#### [Dataset]
════════════════
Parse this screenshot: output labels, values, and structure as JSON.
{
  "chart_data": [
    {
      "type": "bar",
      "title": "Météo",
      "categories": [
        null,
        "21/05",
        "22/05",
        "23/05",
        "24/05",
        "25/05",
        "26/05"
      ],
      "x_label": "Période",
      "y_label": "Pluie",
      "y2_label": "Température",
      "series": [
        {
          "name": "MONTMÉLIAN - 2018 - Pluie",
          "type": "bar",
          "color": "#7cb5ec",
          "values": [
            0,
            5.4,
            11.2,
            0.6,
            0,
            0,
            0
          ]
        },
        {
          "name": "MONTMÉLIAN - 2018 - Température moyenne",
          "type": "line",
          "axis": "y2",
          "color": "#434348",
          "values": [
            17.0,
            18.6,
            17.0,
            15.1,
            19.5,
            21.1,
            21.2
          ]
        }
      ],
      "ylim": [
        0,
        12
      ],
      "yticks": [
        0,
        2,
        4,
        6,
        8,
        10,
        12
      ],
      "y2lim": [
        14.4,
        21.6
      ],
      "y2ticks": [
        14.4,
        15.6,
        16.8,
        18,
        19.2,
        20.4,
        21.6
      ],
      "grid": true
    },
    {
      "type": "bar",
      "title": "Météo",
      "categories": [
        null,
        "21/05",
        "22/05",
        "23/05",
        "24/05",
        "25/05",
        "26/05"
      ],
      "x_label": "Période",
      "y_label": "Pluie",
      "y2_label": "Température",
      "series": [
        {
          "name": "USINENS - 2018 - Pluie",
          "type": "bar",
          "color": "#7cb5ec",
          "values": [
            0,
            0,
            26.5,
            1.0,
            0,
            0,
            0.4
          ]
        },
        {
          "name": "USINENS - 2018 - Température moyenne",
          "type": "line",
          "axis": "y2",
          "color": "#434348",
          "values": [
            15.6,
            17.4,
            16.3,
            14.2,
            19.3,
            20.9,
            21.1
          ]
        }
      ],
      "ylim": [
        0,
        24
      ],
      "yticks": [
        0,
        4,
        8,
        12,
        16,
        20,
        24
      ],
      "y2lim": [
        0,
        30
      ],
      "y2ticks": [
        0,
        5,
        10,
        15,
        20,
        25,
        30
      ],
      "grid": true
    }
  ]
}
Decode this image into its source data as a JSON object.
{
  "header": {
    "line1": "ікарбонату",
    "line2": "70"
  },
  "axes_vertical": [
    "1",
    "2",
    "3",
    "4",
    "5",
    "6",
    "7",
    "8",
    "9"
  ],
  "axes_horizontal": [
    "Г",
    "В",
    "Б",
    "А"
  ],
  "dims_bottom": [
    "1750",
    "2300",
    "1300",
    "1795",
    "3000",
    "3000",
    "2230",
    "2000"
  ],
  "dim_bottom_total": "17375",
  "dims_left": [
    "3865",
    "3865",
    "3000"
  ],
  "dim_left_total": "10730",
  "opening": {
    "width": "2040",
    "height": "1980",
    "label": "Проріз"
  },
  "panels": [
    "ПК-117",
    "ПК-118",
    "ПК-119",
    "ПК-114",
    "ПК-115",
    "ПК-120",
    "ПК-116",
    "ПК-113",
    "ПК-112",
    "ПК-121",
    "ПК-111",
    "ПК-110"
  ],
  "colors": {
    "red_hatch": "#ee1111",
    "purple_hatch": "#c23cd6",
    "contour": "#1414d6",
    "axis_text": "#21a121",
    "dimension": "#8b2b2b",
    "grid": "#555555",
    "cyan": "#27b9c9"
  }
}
════════════════
#### [Direction]
Copy each line of the data exactly, leaving nothing out.

#### [Exercise solution]
Parse this screenshot: output labels, values, and structure as JSON.
{
  "chart_data": [
    {
      "type": "bar",
      "title": "Météo",
      "categories": [
        null,
        "21/05",
        "22/05",
        "23/05",
        "24/05",
        "25/05",
        "26/05"
      ],
      "x_label": "Période",
      "y_label": "Pluie",
      "y2_label": "Température",
      "series": [
        {
          "name": "MONTMÉLIAN - 2018 - Pluie",
          "type": "bar",
          "color": "#7cb5ec",
          "values": [
            0,
            5.4,
            11.2,
            0.6,
            0,
            0,
            0
          ]
        },
        {
          "name": "MONTMÉLIAN - 2018 - Température moyenne",
          "type": "line",
          "axis": "y2",
          "color": "#434348",
          "values": [
            17.0,
            18.6,
            17.0,
            15.1,
            19.5,
            21.1,
            21.2
          ]
        }
      ],
      "ylim": [
        0,
        12
      ],
      "yticks": [
        0,
        2,
        4,
        6,
        8,
        10,
        12
      ],
      "y2lim": [
        14.4,
        21.6
      ],
      "y2ticks": [
        14.4,
        15.6,
        16.8,
        18,
        19.2,
        20.4,
        21.6
      ],
      "grid": true
    },
    {
      "type": "bar",
      "title": "Météo",
      "categories": [
        null,
        "21/05",
        "22/05",
        "23/05",
        "24/05",
        "25/05",
        "26/05"
      ],
      "x_label": "Période",
      "y_label": "Pluie",
      "y2_label": "Température",
      "series": [
        {
          "name": "USINENS - 2018 - Pluie",
          "type": "bar",
          "color": "#7cb5ec",
          "values": [
            0,
            0,
            26.5,
            1.0,
            0,
            0,
            0.4
          ]
        },
        {
          "name": "USINENS - 2018 - Température moyenne",
          "type": "line",
          "axis": "y2",
          "color": "#434348",
          "values": [
            15.6,
            17.4,
            16.3,
            14.2,
            19.3,
            20.9,
            21.1
          ]
        }
      ],
      "ylim": [
        0,
        24
      ],
      "yticks": [
        0,
        4,
        8,
        12,
        16,
        20,
        24
      ],
      "y2lim": [
        0,
        30
      ],
      "y2ticks": [
        0,
        5,
        10,
        15,
        20,
        25,
        30
      ],
      "grid": true
    }
  ]
}
Decode this image into its source data as a JSON object.
{
  "header": {
    "line1": "ікарбонату",
    "line2": "70"
  },
  "axes_vertical": [
    "1",
    "2",
    "3",
    "4",
    "5",
    "6",
    "7",
    "8",
    "9"
  ],
  "axes_horizontal": [
    "Г",
    "В",
    "Б",
    "А"
  ],
  "dims_bottom": [
    "1750",
    "2300",
    "1300",
    "1795",
    "3000",
    "3000",
    "2230",
    "2000"
  ],
  "dim_bottom_total": "17375",
  "dims_left": [
    "3865",
    "3865",
    "3000"
  ],
  "dim_left_total": "10730",
  "opening": {
    "width": "2040",
    "height": "1980",
    "label": "Проріз"
  },
  "panels": [
    "ПК-117",
    "ПК-118",
    "ПК-119",
    "ПК-114",
    "ПК-115",
    "ПК-120",
    "ПК-116",
    "ПК-113",
    "ПК-112",
    "ПК-121",
    "ПК-111",
    "ПК-110"
  ],
  "colors": {
    "red_hatch": "#ee1111",
    "purple_hatch": "#c23cd6",
    "contour": "#1414d6",
    "axis_text": "#21a121",
    "dimension": "#8b2b2b",
    "grid": "#555555",
    "cyan": "#27b9c9"
  }
}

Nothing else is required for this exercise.